### Provided data

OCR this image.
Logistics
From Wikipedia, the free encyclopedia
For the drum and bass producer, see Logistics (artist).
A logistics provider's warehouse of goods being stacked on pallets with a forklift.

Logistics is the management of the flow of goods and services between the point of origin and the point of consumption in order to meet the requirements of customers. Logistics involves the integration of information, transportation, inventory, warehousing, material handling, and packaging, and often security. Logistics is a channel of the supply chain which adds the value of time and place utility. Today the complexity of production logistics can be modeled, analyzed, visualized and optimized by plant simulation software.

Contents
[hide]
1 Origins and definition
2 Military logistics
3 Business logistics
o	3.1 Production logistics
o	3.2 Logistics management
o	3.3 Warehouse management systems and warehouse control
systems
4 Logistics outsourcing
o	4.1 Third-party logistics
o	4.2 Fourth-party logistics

### Goal of the exercise
Word for word, quote all of the data above.

### Result
OCR this image.
Logistics
From Wikipedia, the free encyclopedia
For the drum and bass producer, see Logistics (artist).
A logistics provider's warehouse of goods being stacked on pallets with a forklift.

Logistics is the management of the flow of goods and services between the point of origin and the point of consumption in order to meet the requirements of customers. Logistics involves the integration of information, transportation, inventory, warehousing, material handling, and packaging, and often security. Logistics is a channel of the supply chain which adds the value of time and place utility. Today the complexity of production logistics can be modeled, analyzed, visualized and optimized by plant simulation software.

Contents
[hide]
1 Origins and definition
2 Military logistics
3 Business logistics
o	3.1 Production logistics
o	3.2 Logistics management
o	3.3 Warehouse management systems and warehouse control
systems
4 Logistics outsourcing
o	4.1 Third-party logistics
o	4.2 Fourth-party logistics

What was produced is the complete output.